Where the data below has the string "text", return the whole line.

--- START ---

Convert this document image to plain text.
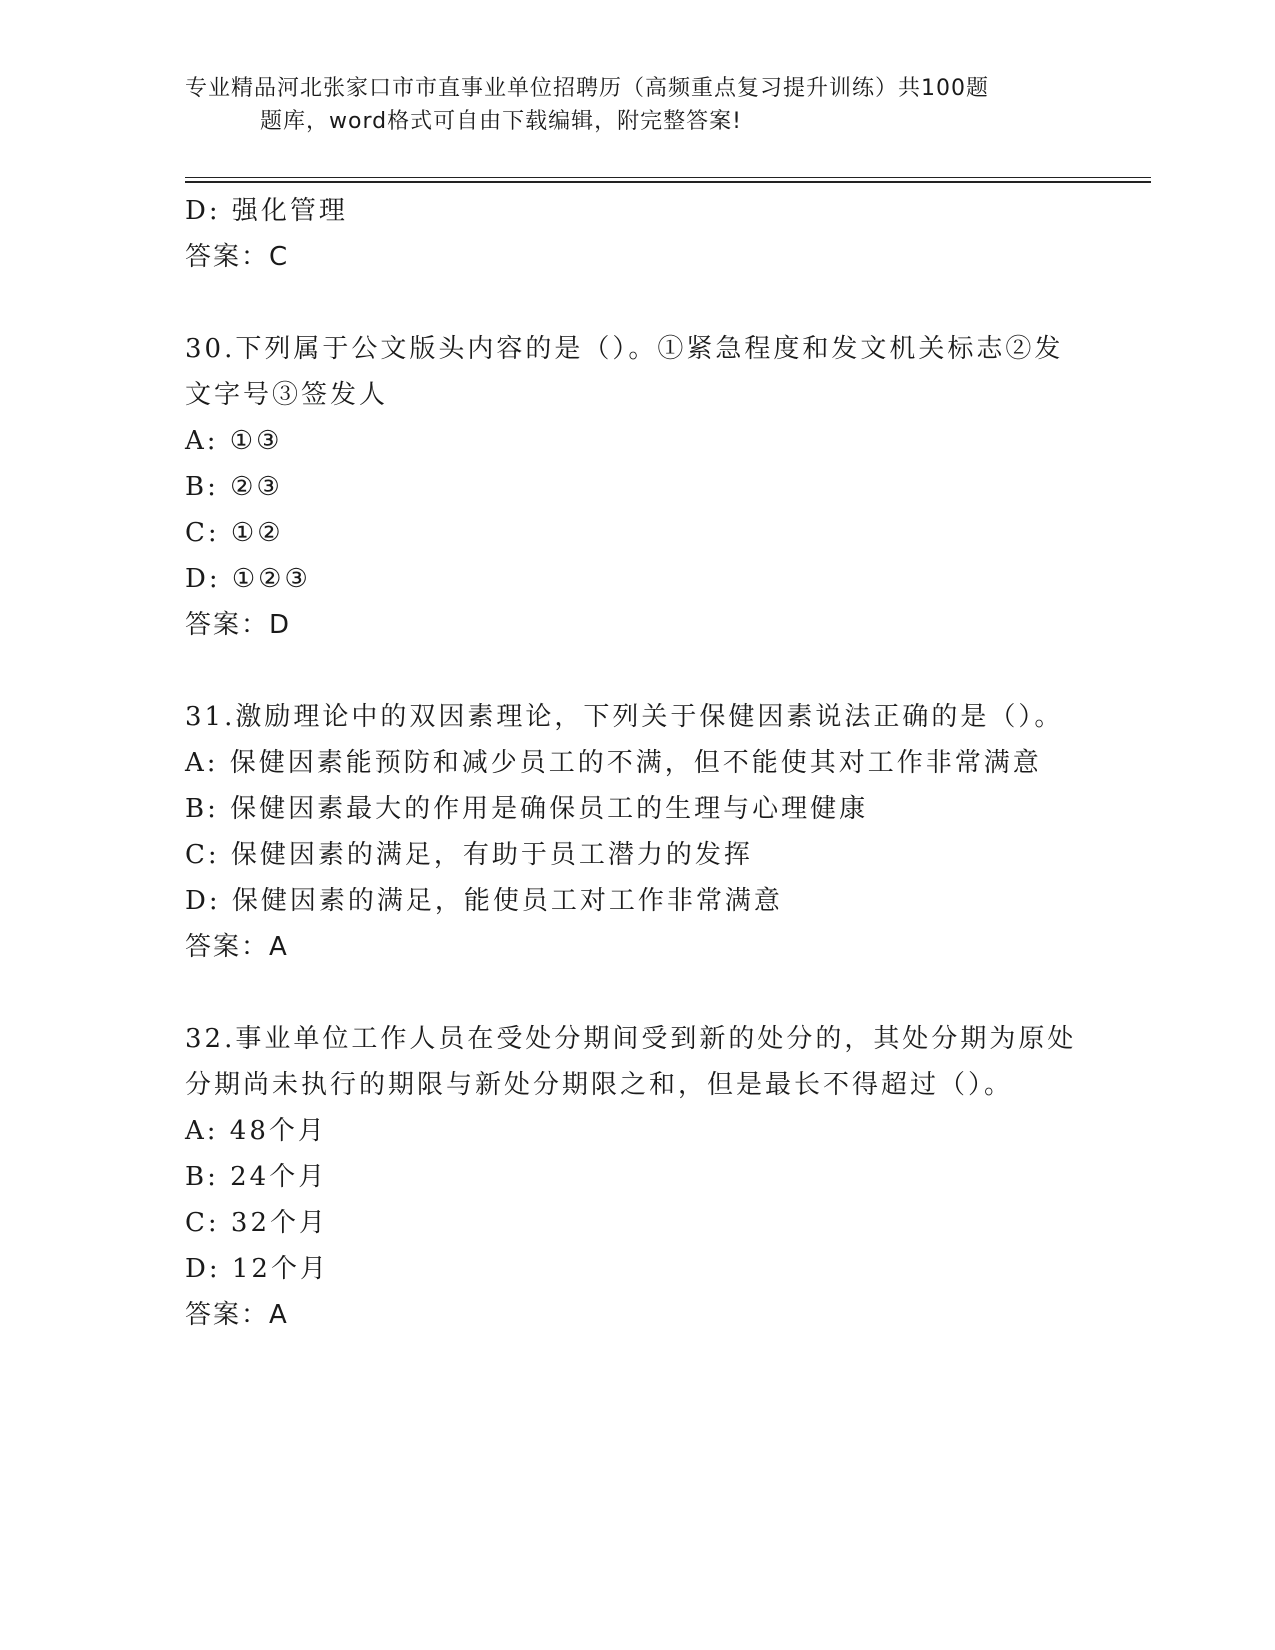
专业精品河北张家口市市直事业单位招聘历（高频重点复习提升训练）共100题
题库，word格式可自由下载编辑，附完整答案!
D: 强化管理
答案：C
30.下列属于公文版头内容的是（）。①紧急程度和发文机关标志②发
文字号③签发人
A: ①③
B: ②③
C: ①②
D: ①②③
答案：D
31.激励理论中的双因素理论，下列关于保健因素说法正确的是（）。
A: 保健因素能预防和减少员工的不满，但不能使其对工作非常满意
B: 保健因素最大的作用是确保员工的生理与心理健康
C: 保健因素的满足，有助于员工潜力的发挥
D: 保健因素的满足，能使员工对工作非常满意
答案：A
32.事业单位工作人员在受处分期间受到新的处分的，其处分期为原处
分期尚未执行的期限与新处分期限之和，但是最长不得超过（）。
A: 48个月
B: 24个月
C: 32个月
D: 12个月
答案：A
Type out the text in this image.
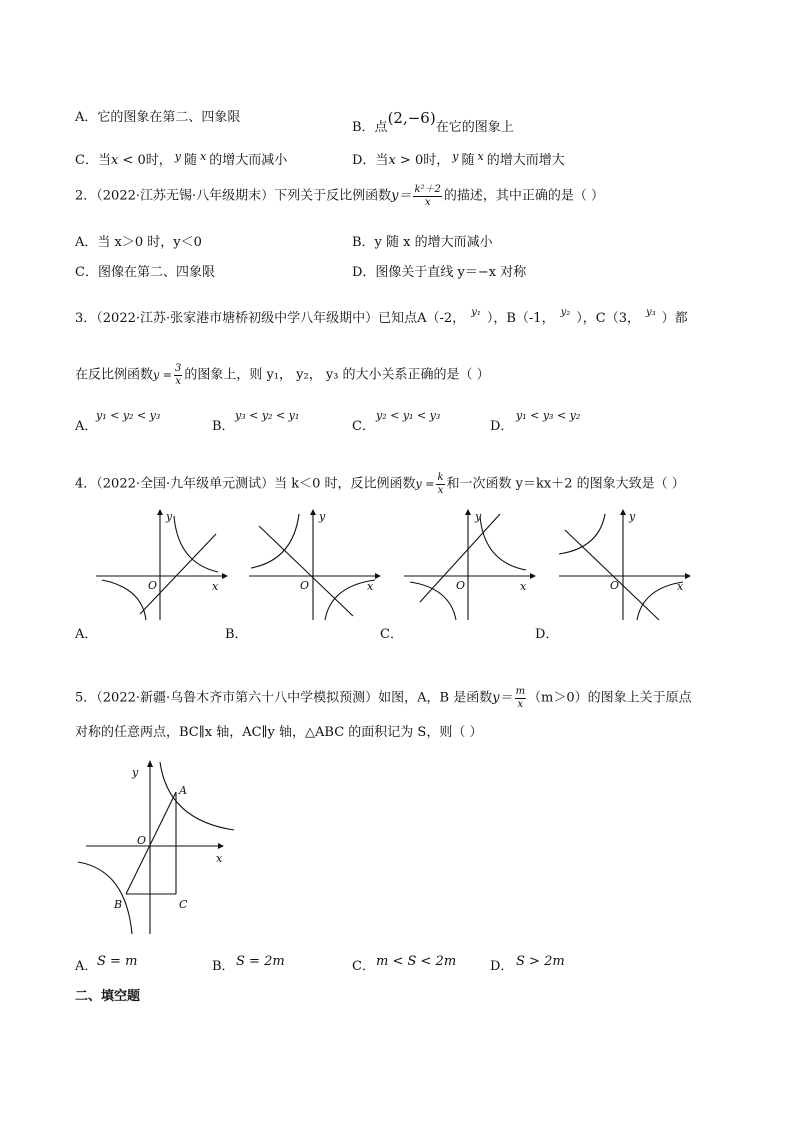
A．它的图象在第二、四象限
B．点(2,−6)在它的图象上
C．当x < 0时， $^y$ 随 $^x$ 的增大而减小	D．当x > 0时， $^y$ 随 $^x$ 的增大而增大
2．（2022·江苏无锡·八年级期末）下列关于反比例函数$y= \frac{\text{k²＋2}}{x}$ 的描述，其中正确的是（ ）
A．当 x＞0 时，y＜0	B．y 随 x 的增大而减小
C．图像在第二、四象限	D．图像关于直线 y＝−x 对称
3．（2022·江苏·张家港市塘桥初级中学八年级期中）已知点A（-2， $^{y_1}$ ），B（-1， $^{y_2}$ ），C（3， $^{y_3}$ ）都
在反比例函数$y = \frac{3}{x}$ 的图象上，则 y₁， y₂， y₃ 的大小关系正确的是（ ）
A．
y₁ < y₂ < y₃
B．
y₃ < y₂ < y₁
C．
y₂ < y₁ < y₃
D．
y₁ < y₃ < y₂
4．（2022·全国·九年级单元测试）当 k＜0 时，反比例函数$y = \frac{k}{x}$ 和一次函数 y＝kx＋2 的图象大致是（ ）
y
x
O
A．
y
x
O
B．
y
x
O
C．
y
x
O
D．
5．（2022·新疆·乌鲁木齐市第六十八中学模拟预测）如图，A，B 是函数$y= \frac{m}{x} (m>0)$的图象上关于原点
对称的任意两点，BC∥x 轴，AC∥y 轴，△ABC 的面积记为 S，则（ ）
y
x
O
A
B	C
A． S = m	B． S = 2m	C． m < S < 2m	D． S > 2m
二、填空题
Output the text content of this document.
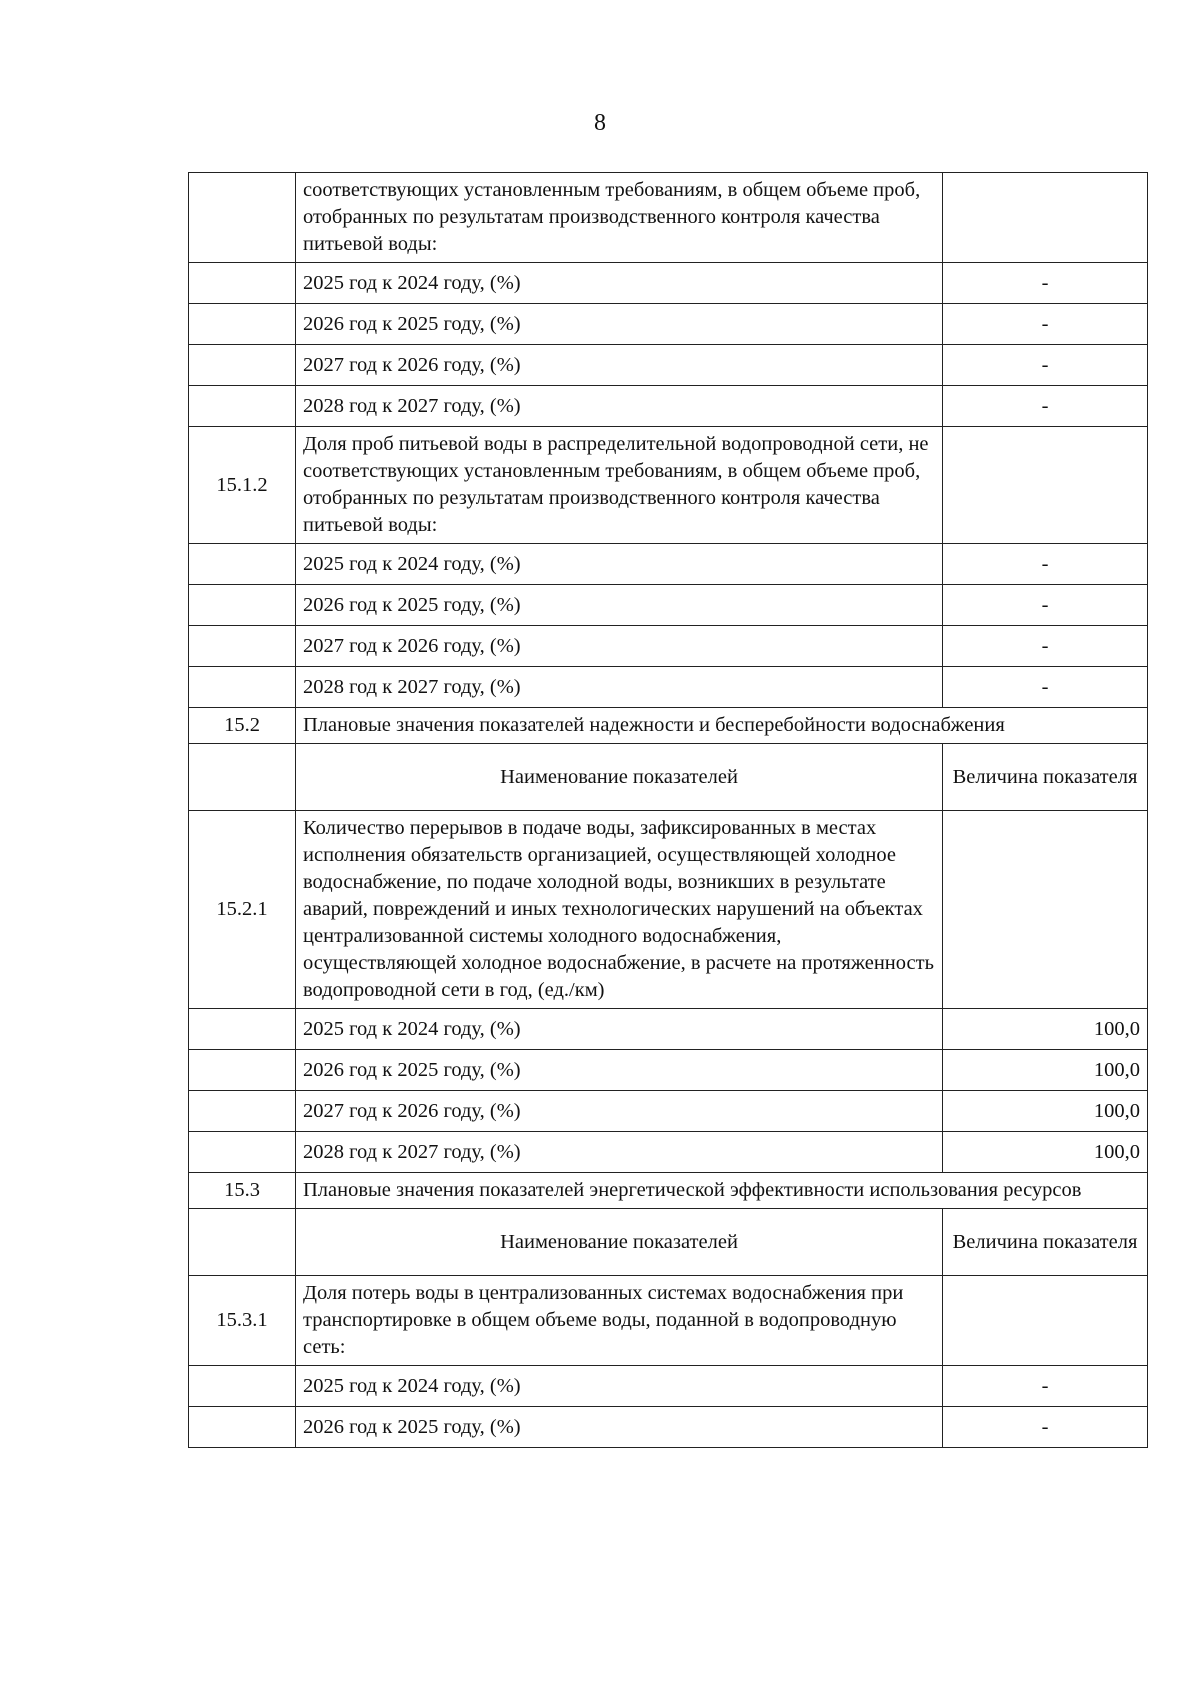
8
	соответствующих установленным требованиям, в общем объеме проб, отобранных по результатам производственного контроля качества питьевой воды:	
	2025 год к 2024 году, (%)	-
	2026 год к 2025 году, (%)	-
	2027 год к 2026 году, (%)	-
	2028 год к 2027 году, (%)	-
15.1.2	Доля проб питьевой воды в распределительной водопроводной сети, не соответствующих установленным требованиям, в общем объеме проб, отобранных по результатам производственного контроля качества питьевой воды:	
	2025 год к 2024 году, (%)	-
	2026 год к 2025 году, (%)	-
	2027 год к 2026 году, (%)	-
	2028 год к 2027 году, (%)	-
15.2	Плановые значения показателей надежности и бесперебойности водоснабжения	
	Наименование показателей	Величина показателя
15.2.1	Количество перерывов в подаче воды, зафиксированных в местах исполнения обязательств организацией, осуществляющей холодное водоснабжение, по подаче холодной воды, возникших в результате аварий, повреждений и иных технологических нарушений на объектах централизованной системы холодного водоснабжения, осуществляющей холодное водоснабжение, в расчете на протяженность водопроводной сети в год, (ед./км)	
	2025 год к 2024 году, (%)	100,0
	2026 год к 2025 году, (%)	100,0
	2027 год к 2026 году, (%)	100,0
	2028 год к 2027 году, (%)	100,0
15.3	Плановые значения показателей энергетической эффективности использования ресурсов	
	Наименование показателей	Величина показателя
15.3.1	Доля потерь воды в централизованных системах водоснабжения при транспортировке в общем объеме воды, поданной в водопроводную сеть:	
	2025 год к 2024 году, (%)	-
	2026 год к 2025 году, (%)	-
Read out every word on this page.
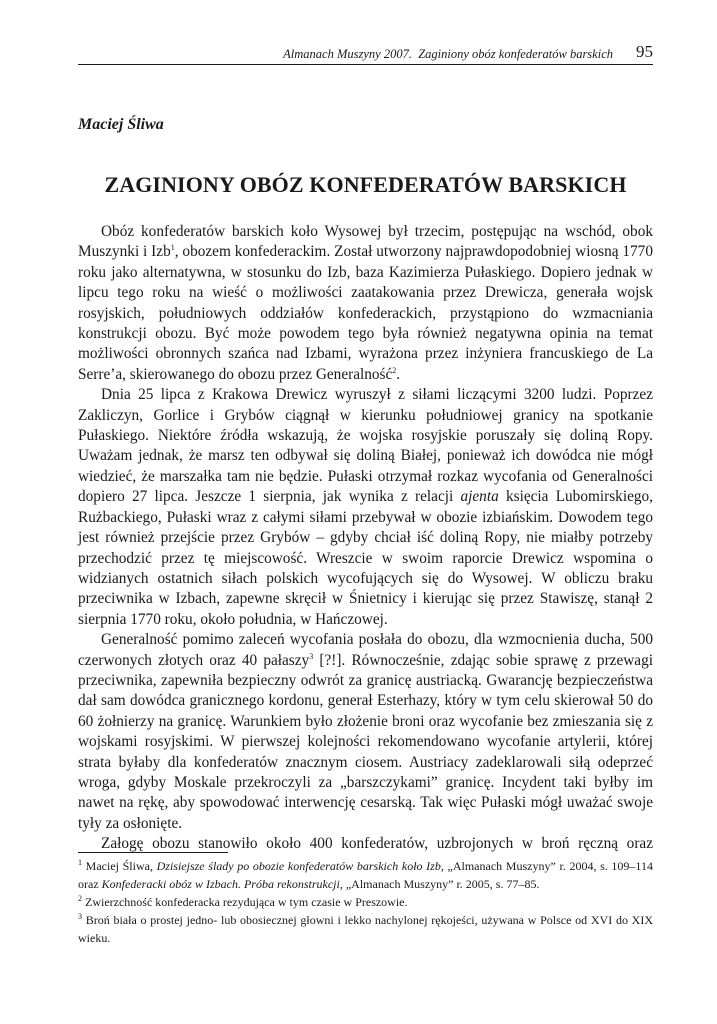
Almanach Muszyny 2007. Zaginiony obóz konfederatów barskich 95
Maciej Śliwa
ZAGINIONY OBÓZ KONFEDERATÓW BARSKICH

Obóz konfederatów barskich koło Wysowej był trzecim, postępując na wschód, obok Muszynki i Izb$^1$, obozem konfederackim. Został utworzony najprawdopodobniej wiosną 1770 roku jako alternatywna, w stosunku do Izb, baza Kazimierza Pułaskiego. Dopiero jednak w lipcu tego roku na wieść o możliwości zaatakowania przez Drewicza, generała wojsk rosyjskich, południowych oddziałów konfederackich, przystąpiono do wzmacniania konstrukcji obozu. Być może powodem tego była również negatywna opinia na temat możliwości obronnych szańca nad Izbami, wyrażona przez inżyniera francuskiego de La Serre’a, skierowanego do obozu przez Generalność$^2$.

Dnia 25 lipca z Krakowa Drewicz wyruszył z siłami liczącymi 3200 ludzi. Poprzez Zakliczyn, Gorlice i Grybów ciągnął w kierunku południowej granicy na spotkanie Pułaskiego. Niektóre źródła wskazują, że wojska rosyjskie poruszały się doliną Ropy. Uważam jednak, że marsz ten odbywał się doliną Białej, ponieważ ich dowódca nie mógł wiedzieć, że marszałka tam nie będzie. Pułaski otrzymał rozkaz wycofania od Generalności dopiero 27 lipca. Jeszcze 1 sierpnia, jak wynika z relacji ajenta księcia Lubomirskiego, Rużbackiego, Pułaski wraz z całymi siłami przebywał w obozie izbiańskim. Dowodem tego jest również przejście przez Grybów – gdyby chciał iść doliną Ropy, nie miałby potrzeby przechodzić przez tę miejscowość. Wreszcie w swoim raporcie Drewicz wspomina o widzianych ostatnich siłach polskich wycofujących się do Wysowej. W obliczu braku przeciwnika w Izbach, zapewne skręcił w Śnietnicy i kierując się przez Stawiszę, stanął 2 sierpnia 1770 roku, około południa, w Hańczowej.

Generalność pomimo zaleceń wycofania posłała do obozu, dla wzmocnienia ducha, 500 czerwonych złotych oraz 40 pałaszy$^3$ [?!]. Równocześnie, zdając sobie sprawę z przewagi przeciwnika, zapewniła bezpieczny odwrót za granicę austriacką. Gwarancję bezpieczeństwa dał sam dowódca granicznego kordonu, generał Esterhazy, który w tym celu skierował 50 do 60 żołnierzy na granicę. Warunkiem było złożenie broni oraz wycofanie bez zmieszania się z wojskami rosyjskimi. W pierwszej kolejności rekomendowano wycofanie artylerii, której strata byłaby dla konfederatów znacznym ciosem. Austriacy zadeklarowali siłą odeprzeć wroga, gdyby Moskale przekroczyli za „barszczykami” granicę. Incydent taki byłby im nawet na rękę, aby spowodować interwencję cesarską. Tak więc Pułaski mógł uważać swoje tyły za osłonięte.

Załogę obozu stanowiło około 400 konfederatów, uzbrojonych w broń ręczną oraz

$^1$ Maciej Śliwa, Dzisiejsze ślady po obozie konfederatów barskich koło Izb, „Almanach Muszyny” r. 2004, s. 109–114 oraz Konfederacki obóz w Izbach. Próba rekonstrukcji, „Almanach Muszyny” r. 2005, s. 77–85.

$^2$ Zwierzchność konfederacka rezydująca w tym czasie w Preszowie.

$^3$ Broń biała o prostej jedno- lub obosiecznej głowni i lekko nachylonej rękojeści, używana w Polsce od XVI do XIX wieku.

--- END ---

▸ **RESPONSE**
Convert this document image to plain text.
Type out the text in this image.
2．（2022·江苏无锡·八年级期末）下列关于反比例函数$y= \frac{\text{k²＋2}}{x}$ 的描述，其中正确的是（ ）
Output the text content of this document.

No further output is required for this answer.